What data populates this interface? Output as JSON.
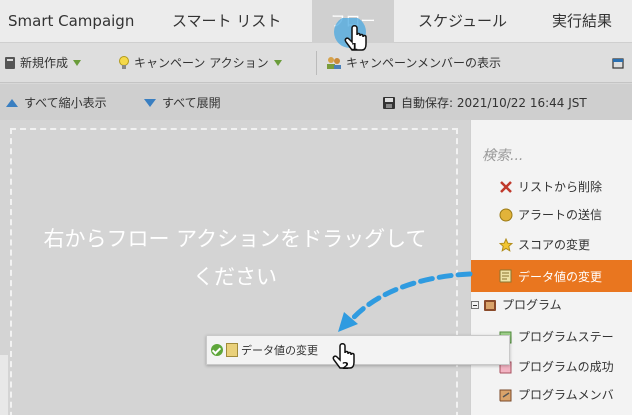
{
  "tabs": [
    "Smart Campaign",
    "スマート リスト",
    "フロー",
    "スケジュール",
    "実行結果"
  ],
  "active_tab": "フロー",
  "toolbar": {
    "new_label": "新規作成",
    "campaign_actions_label": "キャンペーン アクション",
    "show_members_label": "キャンペーンメンバーの表示"
  },
  "subbar": {
    "collapse_all": "すべて縮小表示",
    "expand_all": "すべて展開",
    "autosave": "自動保存: 2021/10/22 16:44 JST"
  },
  "canvas": {
    "hint_line1": "右からフロー アクションをドラッグして",
    "hint_line2": "ください"
  },
  "palette": {
    "search_placeholder": "検索...",
    "items": [
      {
        "label": "リストから削除",
        "icon": "remove-from-list-icon"
      },
      {
        "label": "アラートの送信",
        "icon": "alert-icon"
      },
      {
        "label": "スコアの変更",
        "icon": "star-icon"
      },
      {
        "label": "データ値の変更",
        "icon": "data-value-icon"
      },
      {
        "label": "プログラム",
        "icon": "program-folder-icon"
      },
      {
        "label": "プログラムステー",
        "icon": "program-status-icon"
      },
      {
        "label": "プログラムの成功",
        "icon": "program-success-icon"
      },
      {
        "label": "プログラムメンバ",
        "icon": "program-member-icon"
      }
    ]
  },
  "drag_chip": {
    "label": "データ値の変更"
  },
  "step_badges": [
    "1",
    "2"
  ],
  "colors": {
    "highlight": "#e9761f",
    "arrow": "#2f9be0",
    "accent_blue": "#3a7fc1"
  }
}
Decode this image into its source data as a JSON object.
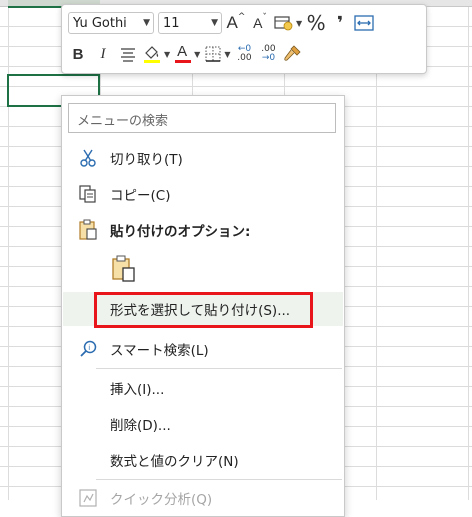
{
  "mini_toolbar": {
    "font_name": "Yu Gothi",
    "font_size": "11",
    "increase_font_label": "A",
    "decrease_font_label": "A",
    "percent_label": "%",
    "comma_label": "❜",
    "bold_label": "B",
    "italic_label": "I",
    "font_color_label": "A",
    "inc_decimal_top": "←0",
    "inc_decimal_bottom": ".00",
    "dec_decimal_top": ".00",
    "dec_decimal_bottom": "→0",
    "fill_color": "#ffff00",
    "font_color": "#e8161b"
  },
  "context_menu": {
    "search_placeholder": "メニューの検索",
    "items": [
      {
        "label": "切り取り(T)",
        "icon": "scissors-icon"
      },
      {
        "label": "コピー(C)",
        "icon": "copy-icon"
      },
      {
        "label": "貼り付けのオプション:",
        "icon": "clipboard-icon"
      },
      {
        "label": "形式を選択して貼り付け(S)...",
        "icon": ""
      },
      {
        "label": "スマート検索(L)",
        "icon": "search-icon"
      },
      {
        "label": "挿入(I)...",
        "icon": ""
      },
      {
        "label": "削除(D)...",
        "icon": ""
      },
      {
        "label": "数式と値のクリア(N)",
        "icon": ""
      },
      {
        "label": "クイック分析(Q)",
        "icon": "quick-analysis-icon"
      }
    ],
    "highlight_color": "#e8161b"
  }
}
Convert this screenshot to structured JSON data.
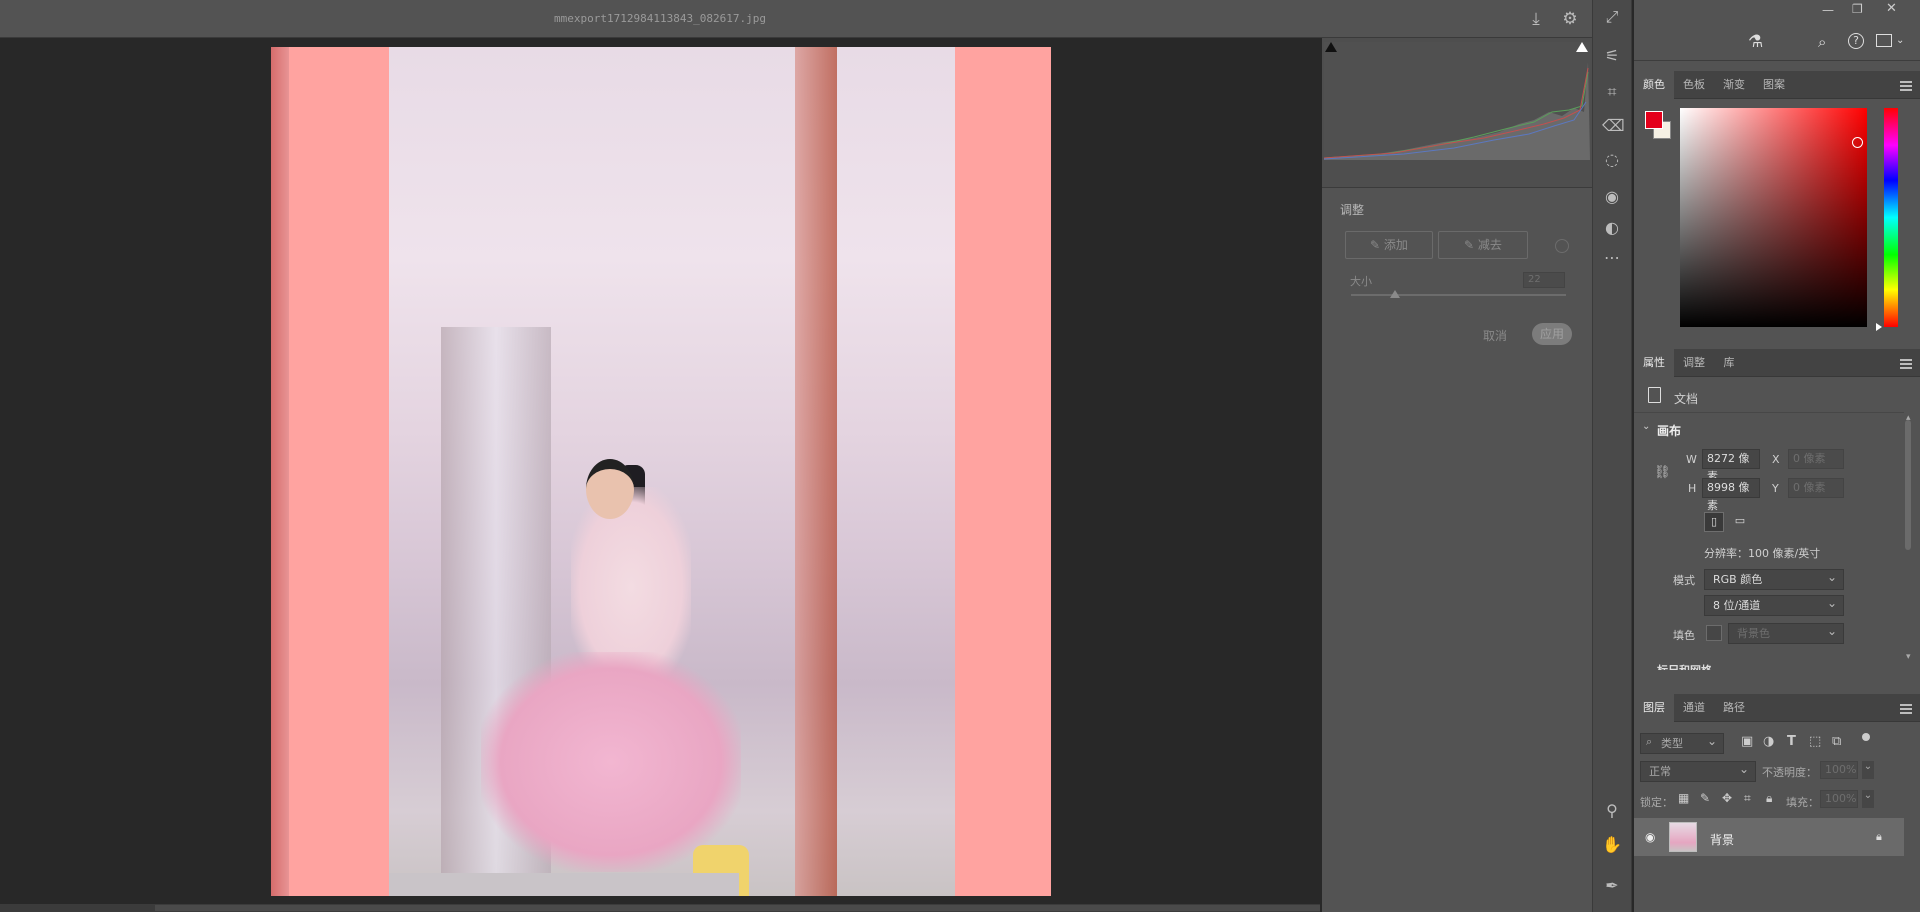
{
  "document": {
    "filename": "mmexport1712984113843_082617.jpg"
  },
  "icons": {
    "download": "download-icon",
    "settings": "gear-icon",
    "expand": "expand-icon",
    "minimize": "minimize-icon",
    "restore": "restore-icon",
    "close": "close-icon",
    "flask": "flask-icon",
    "search": "search-icon",
    "help": "help-icon",
    "workspace": "workspace-icon"
  },
  "adjust": {
    "title": "调整",
    "add_label": "添加",
    "subtract_label": "减去",
    "size_label": "大小",
    "size_value": "22",
    "cancel_label": "取消",
    "apply_label": "应用"
  },
  "color_panel": {
    "tabs": [
      "颜色",
      "色板",
      "渐变",
      "图案"
    ],
    "foreground": "#e4001b",
    "background": "#f5f0e4"
  },
  "properties_panel": {
    "tabs": [
      "属性",
      "调整",
      "库"
    ],
    "doc_label": "文档",
    "canvas_section": "画布",
    "w_label": "W",
    "w_value": "8272 像素",
    "h_label": "H",
    "h_value": "8998 像素",
    "x_label": "X",
    "x_placeholder": "0 像素",
    "y_label": "Y",
    "y_placeholder": "0 像素",
    "resolution": "分辨率：100 像素/英寸",
    "mode_label": "模式",
    "mode_value": "RGB 颜色",
    "bitdepth_value": "8 位/通道",
    "fill_label": "填色",
    "fill_value": "背景色",
    "next_section": "标尺和网格"
  },
  "layers_panel": {
    "tabs": [
      "图层",
      "通道",
      "路径"
    ],
    "filter_placeholder": "类型",
    "blend_mode": "正常",
    "opacity_label": "不透明度：",
    "opacity_value": "100%",
    "lock_label": "锁定：",
    "fill_label": "填充：",
    "fill_value": "100%",
    "layers": [
      {
        "name": "背景",
        "visible": true,
        "locked": true
      }
    ]
  }
}
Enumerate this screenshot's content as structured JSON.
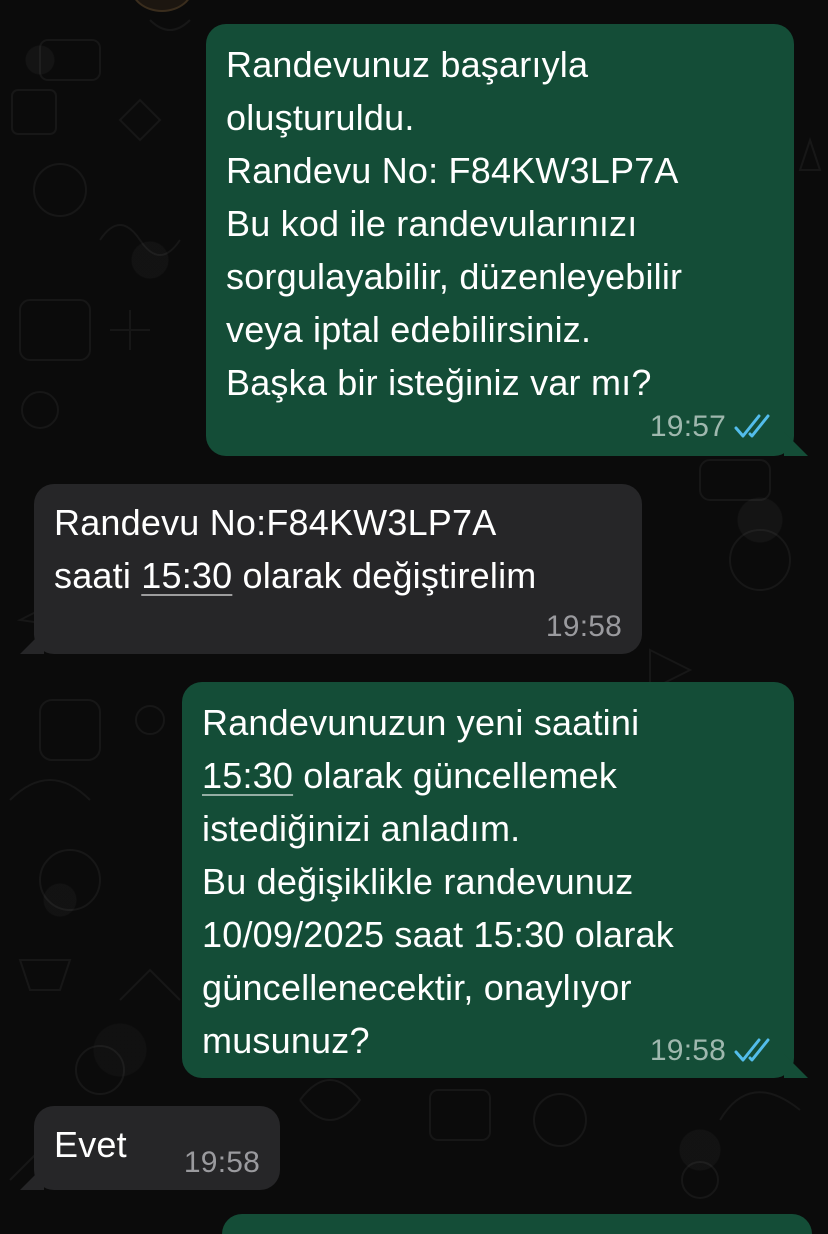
{
  "messages": [
    {
      "direction": "outgoing",
      "lines": [
        "Randevunuz başarıyla",
        "oluşturuldu.",
        "Randevu No: F84KW3LP7A",
        "Bu kod ile randevularınızı",
        "sorgulayabilir, düzenleyebilir",
        "veya iptal edebilirsiniz.",
        "Başka bir isteğiniz var mı?"
      ],
      "time": "19:57",
      "status": "read",
      "status_icon": "double-check-icon"
    },
    {
      "direction": "incoming",
      "line1": "Randevu No:F84KW3LP7A",
      "line2_prefix": "saati ",
      "line2_link": "15:30",
      "line2_suffix": " olarak değiştirelim",
      "time": "19:58"
    },
    {
      "direction": "outgoing",
      "line1": "Randevunuzun yeni saatini",
      "line2_link": "15:30",
      "line2_suffix": " olarak güncellemek",
      "lines_rest": [
        "istediğinizi anladım.",
        "Bu değişiklikle randevunuz",
        "10/09/2025 saat 15:30 olarak",
        "güncellenecektir, onaylıyor",
        "musunuz?"
      ],
      "time": "19:58",
      "status": "read",
      "status_icon": "double-check-icon"
    },
    {
      "direction": "incoming",
      "text": "Evet",
      "time": "19:58"
    }
  ],
  "colors": {
    "background": "#0b0b0b",
    "outgoing_bubble": "#144d37",
    "incoming_bubble": "#262628",
    "read_ticks": "#53bdeb"
  }
}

********************

Take the listing above and print it exactly, apart from the pictures.

* Answer to the problem *
What data populates this interface? Output as JSON.
{
  "tabs": [
    "Smart Campaign",
    "スマート リスト",
    "フロー",
    "スケジュール",
    "実行結果"
  ],
  "active_tab": "フロー",
  "toolbar": {
    "new_label": "新規作成",
    "campaign_actions_label": "キャンペーン アクション",
    "show_members_label": "キャンペーンメンバーの表示"
  },
  "subbar": {
    "collapse_all": "すべて縮小表示",
    "expand_all": "すべて展開",
    "autosave": "自動保存: 2021/10/22 16:44 JST"
  },
  "canvas": {
    "hint_line1": "右からフロー アクションをドラッグして",
    "hint_line2": "ください"
  },
  "palette": {
    "search_placeholder": "検索...",
    "items": [
      {
        "label": "リストから削除",
        "icon": "remove-from-list-icon"
      },
      {
        "label": "アラートの送信",
        "icon": "alert-icon"
      },
      {
        "label": "スコアの変更",
        "icon": "star-icon"
      },
      {
        "label": "データ値の変更",
        "icon": "data-value-icon"
      },
      {
        "label": "プログラム",
        "icon": "program-folder-icon"
      },
      {
        "label": "プログラムステー",
        "icon": "program-status-icon"
      },
      {
        "label": "プログラムの成功",
        "icon": "program-success-icon"
      },
      {
        "label": "プログラムメンバ",
        "icon": "program-member-icon"
      }
    ]
  },
  "drag_chip": {
    "label": "データ値の変更"
  },
  "step_badges": [
    "1",
    "2"
  ],
  "colors": {
    "highlight": "#e9761f",
    "arrow": "#2f9be0",
    "accent_blue": "#3a7fc1"
  }
}
Decode this image into its source data as a JSON object.
{
  "mini_toolbar": {
    "font_name": "Yu Gothi",
    "font_size": "11",
    "increase_font_label": "A",
    "decrease_font_label": "A",
    "percent_label": "%",
    "comma_label": "❜",
    "bold_label": "B",
    "italic_label": "I",
    "font_color_label": "A",
    "inc_decimal_top": "←0",
    "inc_decimal_bottom": ".00",
    "dec_decimal_top": ".00",
    "dec_decimal_bottom": "→0",
    "fill_color": "#ffff00",
    "font_color": "#e8161b"
  },
  "context_menu": {
    "search_placeholder": "メニューの検索",
    "items": [
      {
        "label": "切り取り(T)",
        "icon": "scissors-icon"
      },
      {
        "label": "コピー(C)",
        "icon": "copy-icon"
      },
      {
        "label": "貼り付けのオプション:",
        "icon": "clipboard-icon"
      },
      {
        "label": "形式を選択して貼り付け(S)...",
        "icon": ""
      },
      {
        "label": "スマート検索(L)",
        "icon": "search-icon"
      },
      {
        "label": "挿入(I)...",
        "icon": ""
      },
      {
        "label": "削除(D)...",
        "icon": ""
      },
      {
        "label": "数式と値のクリア(N)",
        "icon": ""
      },
      {
        "label": "クイック分析(Q)",
        "icon": "quick-analysis-icon"
      }
    ],
    "highlight_color": "#e8161b"
  }
}
Convert this screenshot to structured JSON data.
{
  "document": {
    "filename": "mmexport1712984113843_082617.jpg"
  },
  "icons": {
    "download": "download-icon",
    "settings": "gear-icon",
    "expand": "expand-icon",
    "minimize": "minimize-icon",
    "restore": "restore-icon",
    "close": "close-icon",
    "flask": "flask-icon",
    "search": "search-icon",
    "help": "help-icon",
    "workspace": "workspace-icon"
  },
  "adjust": {
    "title": "调整",
    "add_label": "添加",
    "subtract_label": "减去",
    "size_label": "大小",
    "size_value": "22",
    "cancel_label": "取消",
    "apply_label": "应用"
  },
  "color_panel": {
    "tabs": [
      "颜色",
      "色板",
      "渐变",
      "图案"
    ],
    "foreground": "#e4001b",
    "background": "#f5f0e4"
  },
  "properties_panel": {
    "tabs": [
      "属性",
      "调整",
      "库"
    ],
    "doc_label": "文档",
    "canvas_section": "画布",
    "w_label": "W",
    "w_value": "8272 像素",
    "h_label": "H",
    "h_value": "8998 像素",
    "x_label": "X",
    "x_placeholder": "0 像素",
    "y_label": "Y",
    "y_placeholder": "0 像素",
    "resolution": "分辨率：100 像素/英寸",
    "mode_label": "模式",
    "mode_value": "RGB 颜色",
    "bitdepth_value": "8 位/通道",
    "fill_label": "填色",
    "fill_value": "背景色",
    "next_section": "标尺和网格"
  },
  "layers_panel": {
    "tabs": [
      "图层",
      "通道",
      "路径"
    ],
    "filter_placeholder": "类型",
    "blend_mode": "正常",
    "opacity_label": "不透明度：",
    "opacity_value": "100%",
    "lock_label": "锁定：",
    "fill_label": "填充：",
    "fill_value": "100%",
    "layers": [
      {
        "name": "背景",
        "visible": true,
        "locked": true
      }
    ]
  }
}
Enumerate this screenshot's content as structured JSON.
{
  "messages": [
    {
      "direction": "outgoing",
      "lines": [
        "Randevunuz başarıyla",
        "oluşturuldu.",
        "Randevu No: F84KW3LP7A",
        "Bu kod ile randevularınızı",
        "sorgulayabilir, düzenleyebilir",
        "veya iptal edebilirsiniz.",
        "Başka bir isteğiniz var mı?"
      ],
      "time": "19:57",
      "status": "read",
      "status_icon": "double-check-icon"
    },
    {
      "direction": "incoming",
      "line1": "Randevu No:F84KW3LP7A",
      "line2_prefix": "saati ",
      "line2_link": "15:30",
      "line2_suffix": " olarak değiştirelim",
      "time": "19:58"
    },
    {
      "direction": "outgoing",
      "line1": "Randevunuzun yeni saatini",
      "line2_link": "15:30",
      "line2_suffix": " olarak güncellemek",
      "lines_rest": [
        "istediğinizi anladım.",
        "Bu değişiklikle randevunuz",
        "10/09/2025 saat 15:30 olarak",
        "güncellenecektir, onaylıyor",
        "musunuz?"
      ],
      "time": "19:58",
      "status": "read",
      "status_icon": "double-check-icon"
    },
    {
      "direction": "incoming",
      "text": "Evet",
      "time": "19:58"
    }
  ],
  "colors": {
    "background": "#0b0b0b",
    "outgoing_bubble": "#144d37",
    "incoming_bubble": "#262628",
    "read_ticks": "#53bdeb"
  }
}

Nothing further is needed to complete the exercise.